- [Record excerpts]

>>>

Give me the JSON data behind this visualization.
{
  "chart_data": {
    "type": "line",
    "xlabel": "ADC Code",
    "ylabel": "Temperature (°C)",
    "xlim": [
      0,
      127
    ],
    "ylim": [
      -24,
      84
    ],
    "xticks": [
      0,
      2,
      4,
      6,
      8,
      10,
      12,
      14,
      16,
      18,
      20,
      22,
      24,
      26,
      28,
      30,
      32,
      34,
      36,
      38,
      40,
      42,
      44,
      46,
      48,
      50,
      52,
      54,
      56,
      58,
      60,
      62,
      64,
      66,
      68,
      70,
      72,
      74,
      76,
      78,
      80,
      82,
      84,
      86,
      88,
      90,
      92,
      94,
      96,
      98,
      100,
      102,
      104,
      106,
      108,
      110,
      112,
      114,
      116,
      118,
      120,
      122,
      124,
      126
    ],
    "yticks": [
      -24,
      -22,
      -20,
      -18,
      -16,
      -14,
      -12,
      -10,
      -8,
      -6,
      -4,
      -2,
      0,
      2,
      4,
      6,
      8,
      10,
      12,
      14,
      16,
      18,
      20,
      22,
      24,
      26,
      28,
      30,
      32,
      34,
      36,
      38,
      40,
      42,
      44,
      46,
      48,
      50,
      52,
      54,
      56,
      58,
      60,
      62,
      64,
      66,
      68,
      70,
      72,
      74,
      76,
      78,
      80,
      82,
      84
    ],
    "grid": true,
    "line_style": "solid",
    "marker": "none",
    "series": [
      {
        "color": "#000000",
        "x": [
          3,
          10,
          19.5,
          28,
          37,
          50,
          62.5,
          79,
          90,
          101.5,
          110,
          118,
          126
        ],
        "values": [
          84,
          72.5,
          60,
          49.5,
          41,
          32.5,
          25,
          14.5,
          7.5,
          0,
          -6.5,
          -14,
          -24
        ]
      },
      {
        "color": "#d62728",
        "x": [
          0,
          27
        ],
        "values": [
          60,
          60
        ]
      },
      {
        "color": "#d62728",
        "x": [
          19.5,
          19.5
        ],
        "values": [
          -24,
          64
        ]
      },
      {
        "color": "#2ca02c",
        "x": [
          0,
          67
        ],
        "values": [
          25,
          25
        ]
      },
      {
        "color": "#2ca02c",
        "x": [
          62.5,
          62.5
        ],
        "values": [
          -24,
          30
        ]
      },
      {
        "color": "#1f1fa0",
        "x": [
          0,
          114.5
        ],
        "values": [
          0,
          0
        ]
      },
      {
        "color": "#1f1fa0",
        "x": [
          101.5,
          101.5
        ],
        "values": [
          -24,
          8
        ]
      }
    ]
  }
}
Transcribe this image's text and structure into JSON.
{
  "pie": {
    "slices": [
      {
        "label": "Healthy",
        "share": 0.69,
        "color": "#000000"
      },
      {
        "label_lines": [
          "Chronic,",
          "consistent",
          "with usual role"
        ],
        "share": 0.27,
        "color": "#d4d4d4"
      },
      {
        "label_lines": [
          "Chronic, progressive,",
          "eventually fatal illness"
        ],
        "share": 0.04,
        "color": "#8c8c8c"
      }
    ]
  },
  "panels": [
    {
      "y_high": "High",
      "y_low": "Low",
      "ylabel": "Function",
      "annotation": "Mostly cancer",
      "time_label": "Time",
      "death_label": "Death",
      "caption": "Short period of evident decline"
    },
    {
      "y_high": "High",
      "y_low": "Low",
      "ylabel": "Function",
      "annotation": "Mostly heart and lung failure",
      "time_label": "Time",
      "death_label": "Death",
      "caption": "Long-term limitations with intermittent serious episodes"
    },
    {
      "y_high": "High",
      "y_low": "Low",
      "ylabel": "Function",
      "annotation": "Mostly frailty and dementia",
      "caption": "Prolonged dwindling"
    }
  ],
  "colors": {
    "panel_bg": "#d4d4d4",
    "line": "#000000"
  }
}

<<<

- [The problem]
Output a single number: how many lines contain the word "Mostly".

- [Result of the task]
3